It doesn't make me tingle. But more importantly, it didn't make Mrs. Mod 3 tingle.

So we will be looking elsewhere.

Suggestions?

----------


## amyb

Ah yes-the Mother's Day special dinners-phooey!!

----------


## Grey

I'm late but can I add my two cents?

Annisa and Jean-Georges

----------


## Dennis

We've done J-G.

annisa looks nice but is booked up.

----------


## marybeth

Hi Dennis,
 I try to keep up on the NYC restaurant scene because we get there several times a year and have so few good places at home.  Chowhound is a good resource for upscale places in Manhattan.

Right now Italian is very popular, especially Micheal White's places (Osterio Morini and Aldea.)  Both Locanda Verde and Maialino serve dinner as well as brunch and are highly recommended.  Scarpetta and Lincoln also get great reviews.

Millesime is a newer French/seafood place that is supposed to be gorgeous.  

More on the trendy side are Corton, WD 40 (like Alinea) and Bouley.

Then there are the classics, Le Bernadin, Per Se, Daniel....

Have fun choosing and let us know where you end up!

----------


## Theresa

Try to squeeze in a stop at Boqueria.  No reservations, but it's worth the wait.  We've enjoyed both lunch and dinner there.

----------


## kristi0119

EMP is a great choice!  I try to "plug" EMP every chance I get (My brother in law is one of their chefs)!  My sister & Mom are eating there next week for their birthdays and I'm so sorry I won't be joining them!  Enjoy!

#### Exercises to complete:
(A) Render this sentence from the New York restaurant thread in Spanish: "Millesime is a newer French/seafood place that is supposed to be gorgeous."
(B) Carry on the New York restaurant thread past its final post.

#### Entries shown:
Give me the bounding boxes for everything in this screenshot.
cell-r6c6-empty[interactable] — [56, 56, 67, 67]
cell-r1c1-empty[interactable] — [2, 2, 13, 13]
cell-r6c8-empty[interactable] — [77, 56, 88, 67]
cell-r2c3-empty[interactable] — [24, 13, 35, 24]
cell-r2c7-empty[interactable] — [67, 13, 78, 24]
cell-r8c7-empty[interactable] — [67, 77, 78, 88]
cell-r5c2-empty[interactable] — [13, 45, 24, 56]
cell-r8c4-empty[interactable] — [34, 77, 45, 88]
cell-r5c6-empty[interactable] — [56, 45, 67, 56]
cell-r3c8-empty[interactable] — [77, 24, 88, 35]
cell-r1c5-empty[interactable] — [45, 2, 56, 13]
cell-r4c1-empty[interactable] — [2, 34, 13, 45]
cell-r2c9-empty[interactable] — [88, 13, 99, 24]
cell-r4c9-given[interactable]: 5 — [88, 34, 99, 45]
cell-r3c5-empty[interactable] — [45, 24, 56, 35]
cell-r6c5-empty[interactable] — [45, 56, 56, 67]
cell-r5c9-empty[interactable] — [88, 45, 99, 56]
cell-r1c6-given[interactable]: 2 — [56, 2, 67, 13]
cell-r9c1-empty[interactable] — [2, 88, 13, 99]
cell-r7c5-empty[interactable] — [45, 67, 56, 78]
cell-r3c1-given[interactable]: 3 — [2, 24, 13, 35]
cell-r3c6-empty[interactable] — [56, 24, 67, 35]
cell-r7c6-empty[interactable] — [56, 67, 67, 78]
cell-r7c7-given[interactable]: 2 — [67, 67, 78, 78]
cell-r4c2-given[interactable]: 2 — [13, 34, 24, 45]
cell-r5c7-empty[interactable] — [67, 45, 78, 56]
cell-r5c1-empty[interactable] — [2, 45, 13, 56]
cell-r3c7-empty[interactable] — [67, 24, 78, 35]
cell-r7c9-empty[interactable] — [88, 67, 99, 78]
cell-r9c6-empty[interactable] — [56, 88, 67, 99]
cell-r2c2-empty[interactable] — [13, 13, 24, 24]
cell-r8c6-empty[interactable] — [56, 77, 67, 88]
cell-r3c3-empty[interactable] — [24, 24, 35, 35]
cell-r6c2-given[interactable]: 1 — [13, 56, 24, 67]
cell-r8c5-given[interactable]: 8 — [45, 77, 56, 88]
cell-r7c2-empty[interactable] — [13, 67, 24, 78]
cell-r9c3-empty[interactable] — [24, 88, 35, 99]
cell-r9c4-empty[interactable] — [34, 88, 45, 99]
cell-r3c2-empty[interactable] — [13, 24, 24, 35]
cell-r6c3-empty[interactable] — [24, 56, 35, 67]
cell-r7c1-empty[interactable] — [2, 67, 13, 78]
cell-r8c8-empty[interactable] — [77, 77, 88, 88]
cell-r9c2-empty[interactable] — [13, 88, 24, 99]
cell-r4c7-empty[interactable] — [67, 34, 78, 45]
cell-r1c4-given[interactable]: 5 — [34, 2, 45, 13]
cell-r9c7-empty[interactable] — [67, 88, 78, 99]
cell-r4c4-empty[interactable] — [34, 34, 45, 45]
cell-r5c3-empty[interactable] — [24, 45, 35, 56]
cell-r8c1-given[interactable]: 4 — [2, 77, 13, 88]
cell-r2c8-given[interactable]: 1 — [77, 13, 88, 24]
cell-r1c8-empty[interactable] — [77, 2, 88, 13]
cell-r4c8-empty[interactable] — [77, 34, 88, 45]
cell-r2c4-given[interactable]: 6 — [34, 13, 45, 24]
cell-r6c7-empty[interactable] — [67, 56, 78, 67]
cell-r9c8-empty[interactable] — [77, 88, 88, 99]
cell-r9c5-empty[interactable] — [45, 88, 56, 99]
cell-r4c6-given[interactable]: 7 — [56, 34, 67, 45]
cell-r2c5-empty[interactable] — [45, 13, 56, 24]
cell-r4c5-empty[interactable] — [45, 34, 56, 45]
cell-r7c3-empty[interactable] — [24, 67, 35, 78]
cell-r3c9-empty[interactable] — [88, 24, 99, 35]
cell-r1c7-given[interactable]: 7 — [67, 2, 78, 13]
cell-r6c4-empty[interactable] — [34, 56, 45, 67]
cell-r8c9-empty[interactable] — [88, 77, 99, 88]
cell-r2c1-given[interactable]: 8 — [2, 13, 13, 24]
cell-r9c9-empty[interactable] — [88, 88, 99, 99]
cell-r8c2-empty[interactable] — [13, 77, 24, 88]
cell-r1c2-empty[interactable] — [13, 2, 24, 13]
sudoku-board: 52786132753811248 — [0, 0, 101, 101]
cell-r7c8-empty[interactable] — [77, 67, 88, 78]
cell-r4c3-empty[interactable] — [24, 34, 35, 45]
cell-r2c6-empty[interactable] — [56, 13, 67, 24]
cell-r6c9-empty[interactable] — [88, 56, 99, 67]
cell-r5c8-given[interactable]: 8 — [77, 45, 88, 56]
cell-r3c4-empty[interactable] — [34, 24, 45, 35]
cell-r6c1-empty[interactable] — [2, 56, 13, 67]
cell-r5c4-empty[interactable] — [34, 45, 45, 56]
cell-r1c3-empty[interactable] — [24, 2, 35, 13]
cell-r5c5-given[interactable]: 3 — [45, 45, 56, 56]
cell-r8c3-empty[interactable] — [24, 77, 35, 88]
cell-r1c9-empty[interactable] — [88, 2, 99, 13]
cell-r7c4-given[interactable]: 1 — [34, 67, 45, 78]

#### Answers by task:
(A) Millesime es un restaurante francés/de mariscos más nuevo que, según dicen, es precioso.

(B)
----------


## elgreaux

Daniel is also a great choice, I think it's the best French restaurant in NYC

----------


## Dennis

So....Eleven West Madison FN Rocks!

----------


## amyb

How was the gala last night?

----------


## Dennis

Honestly, a bore. 

The car dropped us off at 8 and we called him back to be picked up at 9:30. 

Headed back to the city for a late dinner Antique Garage on Mercer then to Pegu Club for great cocktails.

----------


## Dennis

PS: we got the kitchen tour at Eleven. And they made us a custom cocktail/dessert in the kitchen. Met the Sous chef. 

They were fantastic and told us a great story about the restaurants success. 

Think Miles Davis.

----------


## amyb

Nice way to cap off your visit

----------


## JEK

> PS: we got the kitchen tour at Eleven. And they made us a custom cocktail/dessert in the kitchen. Met the Sous chef. 
> 
> They were fantastic and told us a great story about the restaurants success. 
> 
> Think Miles Davis.



  i thought you missed Eleven? Did you have *THE* Forum connection?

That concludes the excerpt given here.